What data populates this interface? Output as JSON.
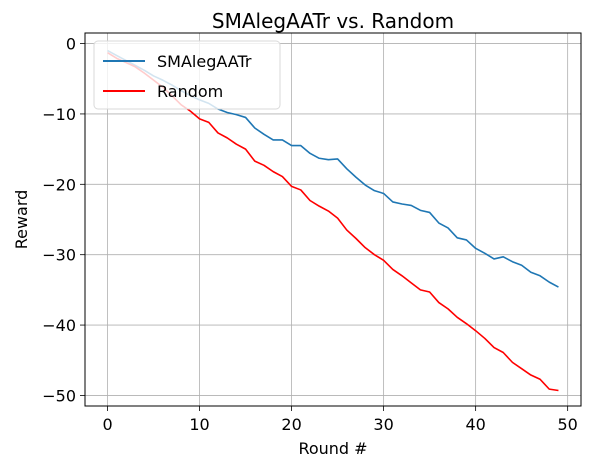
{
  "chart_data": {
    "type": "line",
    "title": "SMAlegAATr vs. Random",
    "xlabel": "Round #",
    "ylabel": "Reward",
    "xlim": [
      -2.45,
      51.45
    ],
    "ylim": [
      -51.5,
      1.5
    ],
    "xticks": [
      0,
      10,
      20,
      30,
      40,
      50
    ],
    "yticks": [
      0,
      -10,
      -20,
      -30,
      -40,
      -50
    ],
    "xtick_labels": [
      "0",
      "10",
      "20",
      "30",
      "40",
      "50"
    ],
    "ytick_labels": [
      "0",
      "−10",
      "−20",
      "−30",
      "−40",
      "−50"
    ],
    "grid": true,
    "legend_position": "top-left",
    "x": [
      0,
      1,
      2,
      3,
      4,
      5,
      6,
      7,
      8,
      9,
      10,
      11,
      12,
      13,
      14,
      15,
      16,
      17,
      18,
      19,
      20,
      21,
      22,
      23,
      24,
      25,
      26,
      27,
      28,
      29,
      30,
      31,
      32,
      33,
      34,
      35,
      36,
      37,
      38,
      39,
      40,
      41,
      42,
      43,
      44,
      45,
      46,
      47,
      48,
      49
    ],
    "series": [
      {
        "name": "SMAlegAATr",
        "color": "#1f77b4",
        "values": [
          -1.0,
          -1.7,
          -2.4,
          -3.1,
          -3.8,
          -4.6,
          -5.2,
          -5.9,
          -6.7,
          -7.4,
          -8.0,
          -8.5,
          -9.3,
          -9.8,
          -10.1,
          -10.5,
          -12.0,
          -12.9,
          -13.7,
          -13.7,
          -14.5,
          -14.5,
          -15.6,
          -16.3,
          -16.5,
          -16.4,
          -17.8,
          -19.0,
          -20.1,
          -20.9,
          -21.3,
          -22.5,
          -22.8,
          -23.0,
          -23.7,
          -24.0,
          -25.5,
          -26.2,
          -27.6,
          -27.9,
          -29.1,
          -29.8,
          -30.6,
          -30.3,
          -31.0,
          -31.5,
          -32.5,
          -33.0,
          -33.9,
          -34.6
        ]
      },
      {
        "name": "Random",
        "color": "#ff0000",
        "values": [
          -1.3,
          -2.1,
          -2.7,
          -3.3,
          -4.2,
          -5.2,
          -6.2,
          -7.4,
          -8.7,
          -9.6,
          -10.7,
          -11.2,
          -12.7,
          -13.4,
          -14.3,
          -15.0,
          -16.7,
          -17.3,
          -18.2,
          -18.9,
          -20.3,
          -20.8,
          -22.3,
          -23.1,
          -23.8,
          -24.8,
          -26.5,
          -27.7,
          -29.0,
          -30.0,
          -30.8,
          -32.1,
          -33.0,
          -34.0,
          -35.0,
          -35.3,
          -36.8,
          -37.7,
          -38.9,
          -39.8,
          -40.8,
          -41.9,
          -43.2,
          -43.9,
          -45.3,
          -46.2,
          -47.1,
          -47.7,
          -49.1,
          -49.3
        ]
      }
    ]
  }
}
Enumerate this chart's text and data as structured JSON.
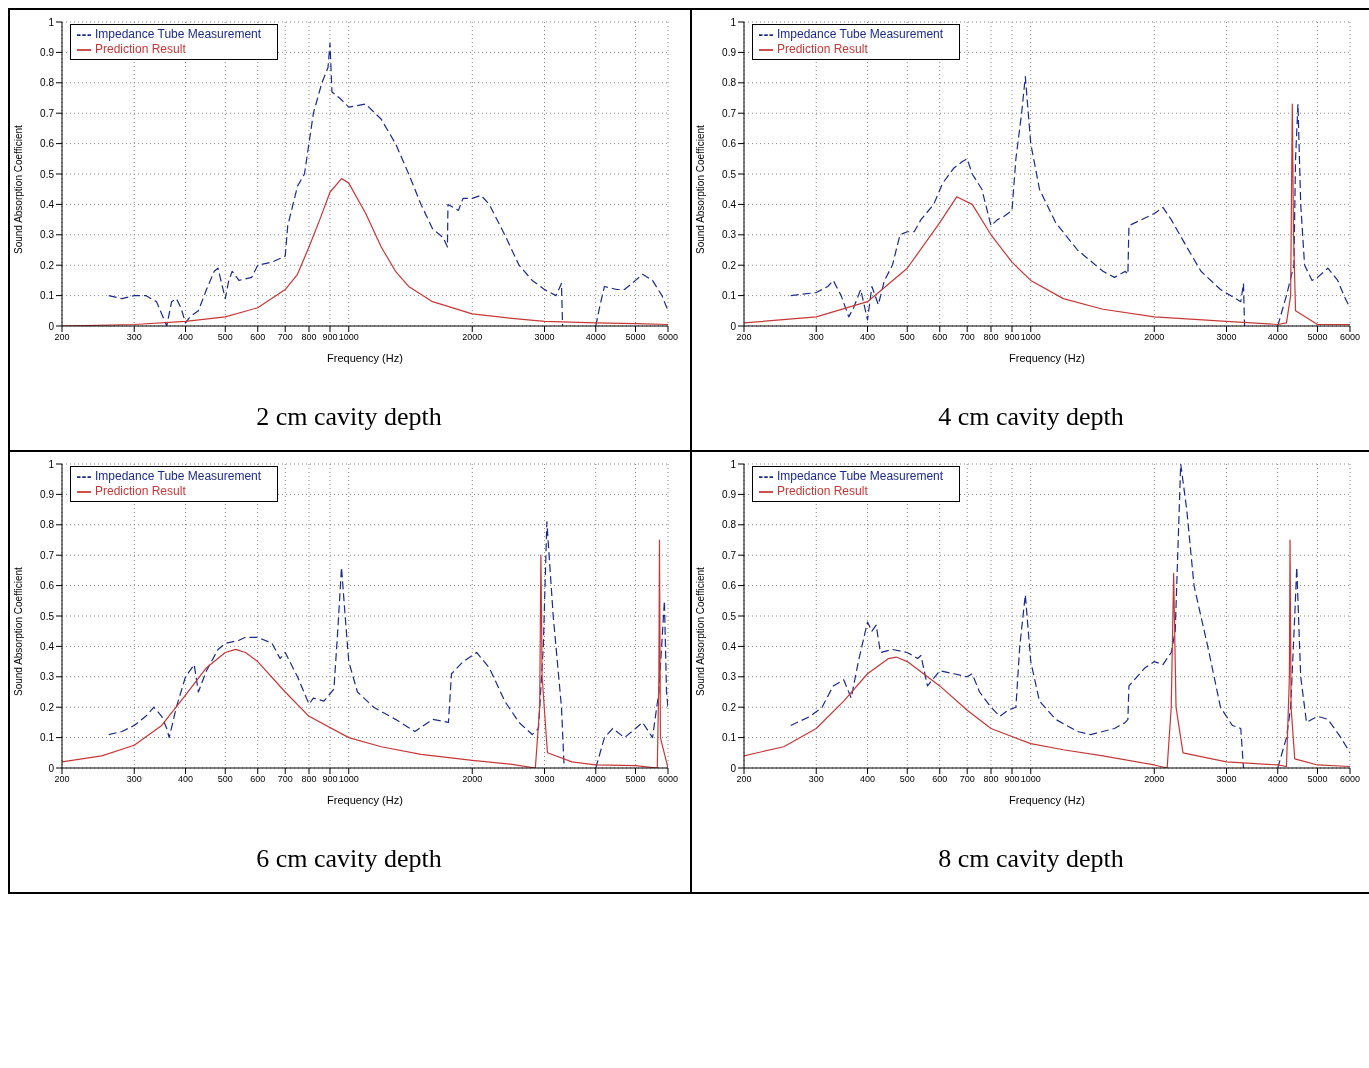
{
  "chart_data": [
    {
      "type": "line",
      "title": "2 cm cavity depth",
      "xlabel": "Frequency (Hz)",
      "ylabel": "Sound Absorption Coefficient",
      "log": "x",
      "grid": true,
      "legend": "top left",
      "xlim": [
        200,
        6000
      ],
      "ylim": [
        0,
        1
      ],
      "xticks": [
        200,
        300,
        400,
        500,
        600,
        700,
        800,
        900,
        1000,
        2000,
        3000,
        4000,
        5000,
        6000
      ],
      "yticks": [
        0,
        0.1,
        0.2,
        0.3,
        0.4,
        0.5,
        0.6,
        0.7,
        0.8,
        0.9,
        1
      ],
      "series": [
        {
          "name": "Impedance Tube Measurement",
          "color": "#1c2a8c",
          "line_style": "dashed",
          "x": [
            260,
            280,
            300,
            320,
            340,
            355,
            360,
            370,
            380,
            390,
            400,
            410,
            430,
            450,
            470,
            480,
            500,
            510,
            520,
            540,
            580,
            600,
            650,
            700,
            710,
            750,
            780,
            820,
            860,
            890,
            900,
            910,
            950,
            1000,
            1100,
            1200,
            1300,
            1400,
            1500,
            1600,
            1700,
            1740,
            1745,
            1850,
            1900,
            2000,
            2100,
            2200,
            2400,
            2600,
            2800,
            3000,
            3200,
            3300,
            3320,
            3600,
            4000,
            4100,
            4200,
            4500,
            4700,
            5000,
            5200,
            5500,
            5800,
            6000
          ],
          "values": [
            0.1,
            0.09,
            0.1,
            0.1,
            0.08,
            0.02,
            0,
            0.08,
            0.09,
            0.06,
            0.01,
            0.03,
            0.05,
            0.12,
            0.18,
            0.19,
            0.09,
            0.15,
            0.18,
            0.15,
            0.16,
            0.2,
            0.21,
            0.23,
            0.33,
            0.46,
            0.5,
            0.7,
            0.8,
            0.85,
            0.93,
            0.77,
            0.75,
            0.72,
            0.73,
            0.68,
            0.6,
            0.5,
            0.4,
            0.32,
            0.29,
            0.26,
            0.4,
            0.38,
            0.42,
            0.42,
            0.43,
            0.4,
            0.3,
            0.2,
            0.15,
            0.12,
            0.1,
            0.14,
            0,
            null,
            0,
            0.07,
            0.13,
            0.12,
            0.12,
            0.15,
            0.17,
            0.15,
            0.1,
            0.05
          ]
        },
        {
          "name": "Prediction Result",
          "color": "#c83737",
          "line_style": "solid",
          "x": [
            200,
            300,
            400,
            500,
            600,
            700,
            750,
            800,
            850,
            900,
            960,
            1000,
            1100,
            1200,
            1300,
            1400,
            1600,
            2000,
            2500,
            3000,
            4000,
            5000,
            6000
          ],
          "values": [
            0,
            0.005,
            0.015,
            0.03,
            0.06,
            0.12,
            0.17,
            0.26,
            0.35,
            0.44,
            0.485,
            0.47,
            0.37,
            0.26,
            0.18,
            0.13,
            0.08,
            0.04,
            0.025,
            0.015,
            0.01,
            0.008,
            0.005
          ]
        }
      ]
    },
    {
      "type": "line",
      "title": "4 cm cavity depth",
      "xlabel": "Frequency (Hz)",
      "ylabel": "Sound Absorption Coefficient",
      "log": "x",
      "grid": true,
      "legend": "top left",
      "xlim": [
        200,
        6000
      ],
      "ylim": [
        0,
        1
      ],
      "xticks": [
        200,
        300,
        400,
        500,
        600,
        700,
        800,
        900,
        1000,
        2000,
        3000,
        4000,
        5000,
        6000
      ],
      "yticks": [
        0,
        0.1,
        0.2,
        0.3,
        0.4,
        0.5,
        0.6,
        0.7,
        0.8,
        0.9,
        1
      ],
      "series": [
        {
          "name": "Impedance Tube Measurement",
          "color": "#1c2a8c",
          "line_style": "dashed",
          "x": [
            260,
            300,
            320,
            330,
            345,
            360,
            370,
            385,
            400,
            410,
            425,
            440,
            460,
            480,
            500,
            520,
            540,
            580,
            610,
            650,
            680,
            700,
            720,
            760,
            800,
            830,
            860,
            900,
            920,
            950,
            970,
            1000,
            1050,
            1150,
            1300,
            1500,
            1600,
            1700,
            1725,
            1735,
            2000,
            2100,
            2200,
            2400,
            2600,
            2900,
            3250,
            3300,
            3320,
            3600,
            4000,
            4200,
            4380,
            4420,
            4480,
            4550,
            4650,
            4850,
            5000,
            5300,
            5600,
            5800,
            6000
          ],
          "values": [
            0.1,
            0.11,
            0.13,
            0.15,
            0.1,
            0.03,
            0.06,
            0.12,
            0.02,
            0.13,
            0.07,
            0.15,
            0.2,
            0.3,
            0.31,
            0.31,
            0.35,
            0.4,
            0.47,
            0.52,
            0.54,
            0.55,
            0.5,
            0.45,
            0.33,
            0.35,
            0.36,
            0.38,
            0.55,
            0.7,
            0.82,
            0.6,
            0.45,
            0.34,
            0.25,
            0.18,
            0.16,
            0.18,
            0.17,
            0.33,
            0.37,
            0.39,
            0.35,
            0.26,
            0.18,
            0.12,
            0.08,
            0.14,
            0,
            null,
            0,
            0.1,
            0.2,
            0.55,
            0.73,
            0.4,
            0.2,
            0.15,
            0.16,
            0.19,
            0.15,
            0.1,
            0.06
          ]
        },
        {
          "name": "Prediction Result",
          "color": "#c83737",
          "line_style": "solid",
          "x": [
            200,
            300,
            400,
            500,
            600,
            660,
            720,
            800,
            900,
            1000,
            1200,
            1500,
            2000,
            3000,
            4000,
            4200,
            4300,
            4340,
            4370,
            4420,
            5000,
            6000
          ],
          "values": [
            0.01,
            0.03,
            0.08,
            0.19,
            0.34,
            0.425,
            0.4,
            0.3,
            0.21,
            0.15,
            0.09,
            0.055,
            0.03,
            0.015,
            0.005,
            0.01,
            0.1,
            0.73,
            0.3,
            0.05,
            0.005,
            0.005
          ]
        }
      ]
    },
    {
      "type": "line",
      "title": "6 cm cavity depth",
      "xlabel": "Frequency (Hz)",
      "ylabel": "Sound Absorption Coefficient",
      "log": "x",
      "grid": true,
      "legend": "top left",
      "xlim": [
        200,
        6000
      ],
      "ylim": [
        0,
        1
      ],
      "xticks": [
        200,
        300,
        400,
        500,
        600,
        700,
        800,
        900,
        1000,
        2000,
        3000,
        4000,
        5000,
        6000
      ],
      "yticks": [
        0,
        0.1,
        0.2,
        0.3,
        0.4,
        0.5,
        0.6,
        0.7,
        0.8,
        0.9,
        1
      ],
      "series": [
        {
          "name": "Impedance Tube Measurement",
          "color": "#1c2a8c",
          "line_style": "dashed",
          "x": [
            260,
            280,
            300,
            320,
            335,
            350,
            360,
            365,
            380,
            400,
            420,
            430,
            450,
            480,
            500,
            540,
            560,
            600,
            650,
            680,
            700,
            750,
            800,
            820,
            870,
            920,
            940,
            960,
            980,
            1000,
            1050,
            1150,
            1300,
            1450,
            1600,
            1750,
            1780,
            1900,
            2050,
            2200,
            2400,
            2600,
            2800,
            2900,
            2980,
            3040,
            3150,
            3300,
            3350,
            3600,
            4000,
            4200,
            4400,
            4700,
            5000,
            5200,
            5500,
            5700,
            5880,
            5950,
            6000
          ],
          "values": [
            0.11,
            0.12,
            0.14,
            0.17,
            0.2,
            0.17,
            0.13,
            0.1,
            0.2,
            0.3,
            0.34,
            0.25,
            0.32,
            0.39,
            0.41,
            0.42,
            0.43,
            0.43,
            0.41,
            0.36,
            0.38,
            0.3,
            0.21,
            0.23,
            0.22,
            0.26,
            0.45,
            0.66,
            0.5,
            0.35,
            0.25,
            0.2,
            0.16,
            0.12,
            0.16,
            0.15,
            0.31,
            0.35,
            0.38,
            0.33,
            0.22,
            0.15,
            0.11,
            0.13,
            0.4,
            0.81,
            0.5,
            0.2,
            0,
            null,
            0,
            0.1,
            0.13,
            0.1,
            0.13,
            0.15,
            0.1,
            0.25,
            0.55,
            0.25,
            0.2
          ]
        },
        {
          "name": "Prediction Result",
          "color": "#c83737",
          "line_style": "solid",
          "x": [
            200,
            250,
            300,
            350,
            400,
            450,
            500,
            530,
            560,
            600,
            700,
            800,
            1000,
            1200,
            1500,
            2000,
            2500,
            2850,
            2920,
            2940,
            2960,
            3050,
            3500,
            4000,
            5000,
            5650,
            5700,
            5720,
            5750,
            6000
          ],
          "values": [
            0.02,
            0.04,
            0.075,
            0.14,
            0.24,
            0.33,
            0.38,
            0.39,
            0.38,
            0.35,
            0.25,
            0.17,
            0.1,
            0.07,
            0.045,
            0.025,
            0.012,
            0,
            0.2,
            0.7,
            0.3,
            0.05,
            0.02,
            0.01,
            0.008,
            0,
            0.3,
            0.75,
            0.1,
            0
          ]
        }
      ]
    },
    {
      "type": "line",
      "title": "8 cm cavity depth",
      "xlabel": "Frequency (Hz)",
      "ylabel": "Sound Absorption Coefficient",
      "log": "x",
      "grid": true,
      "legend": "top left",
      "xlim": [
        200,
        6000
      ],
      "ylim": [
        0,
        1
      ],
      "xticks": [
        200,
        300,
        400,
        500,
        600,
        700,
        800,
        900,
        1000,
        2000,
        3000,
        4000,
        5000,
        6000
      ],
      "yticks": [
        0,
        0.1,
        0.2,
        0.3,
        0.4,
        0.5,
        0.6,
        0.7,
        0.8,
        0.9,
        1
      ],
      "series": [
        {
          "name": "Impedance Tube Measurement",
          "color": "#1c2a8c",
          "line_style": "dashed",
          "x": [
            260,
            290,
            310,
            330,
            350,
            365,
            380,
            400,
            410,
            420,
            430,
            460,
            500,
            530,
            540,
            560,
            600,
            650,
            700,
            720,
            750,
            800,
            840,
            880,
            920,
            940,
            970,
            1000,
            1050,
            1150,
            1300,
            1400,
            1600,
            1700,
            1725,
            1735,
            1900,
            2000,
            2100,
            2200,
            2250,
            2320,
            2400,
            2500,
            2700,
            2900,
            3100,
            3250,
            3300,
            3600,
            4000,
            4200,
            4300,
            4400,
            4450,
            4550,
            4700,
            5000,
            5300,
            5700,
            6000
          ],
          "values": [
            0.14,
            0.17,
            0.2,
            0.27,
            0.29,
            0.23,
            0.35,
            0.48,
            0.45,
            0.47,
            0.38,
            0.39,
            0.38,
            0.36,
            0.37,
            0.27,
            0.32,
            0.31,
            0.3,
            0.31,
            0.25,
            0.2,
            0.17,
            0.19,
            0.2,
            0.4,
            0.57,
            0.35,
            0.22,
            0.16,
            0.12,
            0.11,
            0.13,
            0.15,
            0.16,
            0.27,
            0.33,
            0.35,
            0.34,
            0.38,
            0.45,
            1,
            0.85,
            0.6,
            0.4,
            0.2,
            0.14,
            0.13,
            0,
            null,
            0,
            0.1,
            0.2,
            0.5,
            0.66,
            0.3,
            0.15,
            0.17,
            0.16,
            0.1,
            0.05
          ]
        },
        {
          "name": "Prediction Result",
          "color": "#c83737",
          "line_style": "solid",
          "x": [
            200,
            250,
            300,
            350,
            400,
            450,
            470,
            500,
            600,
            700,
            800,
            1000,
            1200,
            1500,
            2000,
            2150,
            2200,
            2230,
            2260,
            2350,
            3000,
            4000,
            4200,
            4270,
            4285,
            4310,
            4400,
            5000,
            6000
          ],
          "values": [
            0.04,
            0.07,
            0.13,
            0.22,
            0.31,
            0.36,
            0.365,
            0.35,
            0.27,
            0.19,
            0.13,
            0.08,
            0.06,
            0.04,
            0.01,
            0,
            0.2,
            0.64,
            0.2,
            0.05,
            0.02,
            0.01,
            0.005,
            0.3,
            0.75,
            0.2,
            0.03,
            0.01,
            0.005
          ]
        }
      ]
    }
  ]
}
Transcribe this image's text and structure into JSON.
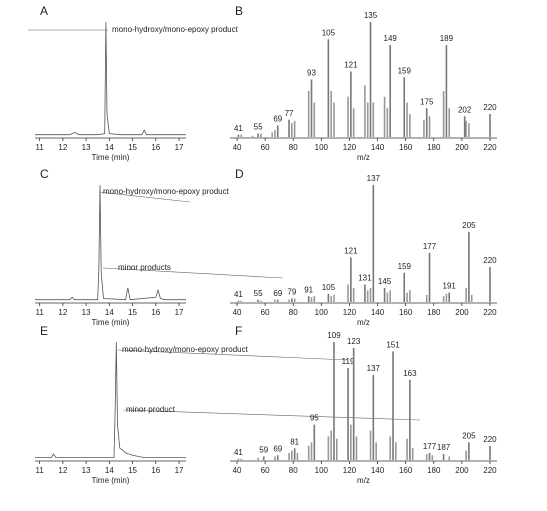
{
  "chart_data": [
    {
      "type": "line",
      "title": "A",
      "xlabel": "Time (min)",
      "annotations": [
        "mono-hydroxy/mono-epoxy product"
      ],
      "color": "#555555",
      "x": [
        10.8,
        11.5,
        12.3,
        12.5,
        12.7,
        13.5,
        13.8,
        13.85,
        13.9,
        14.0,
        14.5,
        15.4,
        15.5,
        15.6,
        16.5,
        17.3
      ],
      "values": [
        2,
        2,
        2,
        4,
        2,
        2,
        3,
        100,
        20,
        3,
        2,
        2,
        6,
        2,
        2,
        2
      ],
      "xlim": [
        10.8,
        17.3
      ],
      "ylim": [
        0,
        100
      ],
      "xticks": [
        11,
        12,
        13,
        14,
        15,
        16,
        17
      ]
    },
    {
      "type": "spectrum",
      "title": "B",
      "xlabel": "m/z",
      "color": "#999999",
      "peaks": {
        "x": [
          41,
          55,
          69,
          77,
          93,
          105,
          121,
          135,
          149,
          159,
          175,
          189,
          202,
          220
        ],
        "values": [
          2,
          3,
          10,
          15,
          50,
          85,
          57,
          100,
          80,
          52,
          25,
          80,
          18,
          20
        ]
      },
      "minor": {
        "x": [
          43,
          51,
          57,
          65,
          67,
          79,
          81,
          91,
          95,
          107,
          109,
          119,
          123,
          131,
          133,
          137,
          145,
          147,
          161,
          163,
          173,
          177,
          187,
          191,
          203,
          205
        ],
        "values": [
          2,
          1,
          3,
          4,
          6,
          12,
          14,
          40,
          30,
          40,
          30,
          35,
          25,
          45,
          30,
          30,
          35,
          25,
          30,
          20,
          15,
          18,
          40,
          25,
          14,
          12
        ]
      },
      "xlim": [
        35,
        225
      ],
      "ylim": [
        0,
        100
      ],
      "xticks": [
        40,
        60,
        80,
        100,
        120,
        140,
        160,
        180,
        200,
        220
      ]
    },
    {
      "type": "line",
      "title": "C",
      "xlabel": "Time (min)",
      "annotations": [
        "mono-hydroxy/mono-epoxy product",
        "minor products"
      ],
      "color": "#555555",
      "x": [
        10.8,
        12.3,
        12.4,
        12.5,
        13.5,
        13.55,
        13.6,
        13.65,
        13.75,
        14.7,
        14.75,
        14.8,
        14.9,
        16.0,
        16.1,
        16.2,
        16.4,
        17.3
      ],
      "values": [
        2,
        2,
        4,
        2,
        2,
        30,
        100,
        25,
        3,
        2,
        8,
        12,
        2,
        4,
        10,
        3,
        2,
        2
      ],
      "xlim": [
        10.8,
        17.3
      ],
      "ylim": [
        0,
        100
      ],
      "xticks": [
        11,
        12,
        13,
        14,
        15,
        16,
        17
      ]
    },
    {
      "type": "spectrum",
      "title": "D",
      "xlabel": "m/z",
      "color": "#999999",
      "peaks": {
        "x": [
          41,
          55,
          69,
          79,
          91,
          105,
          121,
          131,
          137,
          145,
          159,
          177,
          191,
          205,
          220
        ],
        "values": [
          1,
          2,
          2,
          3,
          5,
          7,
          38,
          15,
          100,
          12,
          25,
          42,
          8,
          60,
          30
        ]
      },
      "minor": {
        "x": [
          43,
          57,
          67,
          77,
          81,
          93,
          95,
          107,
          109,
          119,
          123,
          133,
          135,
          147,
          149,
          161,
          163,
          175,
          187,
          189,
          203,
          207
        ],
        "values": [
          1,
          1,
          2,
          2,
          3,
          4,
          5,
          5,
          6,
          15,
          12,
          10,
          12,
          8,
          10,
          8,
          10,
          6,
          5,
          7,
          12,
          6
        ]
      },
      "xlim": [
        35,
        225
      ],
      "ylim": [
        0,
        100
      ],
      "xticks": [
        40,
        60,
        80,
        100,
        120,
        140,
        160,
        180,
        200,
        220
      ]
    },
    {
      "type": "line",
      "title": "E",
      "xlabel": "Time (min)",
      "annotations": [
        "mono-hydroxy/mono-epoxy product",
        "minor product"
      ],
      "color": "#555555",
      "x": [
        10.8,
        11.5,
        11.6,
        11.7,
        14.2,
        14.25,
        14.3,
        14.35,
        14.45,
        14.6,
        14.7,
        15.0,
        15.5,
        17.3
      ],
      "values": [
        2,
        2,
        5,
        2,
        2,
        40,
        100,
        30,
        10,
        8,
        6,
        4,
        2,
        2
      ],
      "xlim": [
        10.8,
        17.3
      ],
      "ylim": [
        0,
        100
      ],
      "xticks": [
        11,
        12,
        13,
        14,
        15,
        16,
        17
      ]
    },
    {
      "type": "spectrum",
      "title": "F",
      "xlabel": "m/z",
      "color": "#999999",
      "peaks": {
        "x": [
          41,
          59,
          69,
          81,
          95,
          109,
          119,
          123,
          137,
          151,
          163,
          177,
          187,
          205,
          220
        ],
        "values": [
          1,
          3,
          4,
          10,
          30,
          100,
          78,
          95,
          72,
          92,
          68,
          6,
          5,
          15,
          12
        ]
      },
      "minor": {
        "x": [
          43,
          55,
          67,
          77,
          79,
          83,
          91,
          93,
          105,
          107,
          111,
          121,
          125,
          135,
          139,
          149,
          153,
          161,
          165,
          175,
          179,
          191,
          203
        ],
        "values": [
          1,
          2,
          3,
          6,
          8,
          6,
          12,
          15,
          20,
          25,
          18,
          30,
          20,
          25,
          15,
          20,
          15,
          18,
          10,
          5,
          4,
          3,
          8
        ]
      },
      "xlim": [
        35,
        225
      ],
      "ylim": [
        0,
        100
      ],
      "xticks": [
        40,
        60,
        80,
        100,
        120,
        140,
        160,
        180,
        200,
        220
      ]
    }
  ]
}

> [What to work on]
Identify all lines in the records above with the word "JSON".

> [Completed exercise]
What data populates this interface? Output as JSON.
Enumerate this chart's text and data as structured JSON.
Transcribe this image's text and structure into JSON.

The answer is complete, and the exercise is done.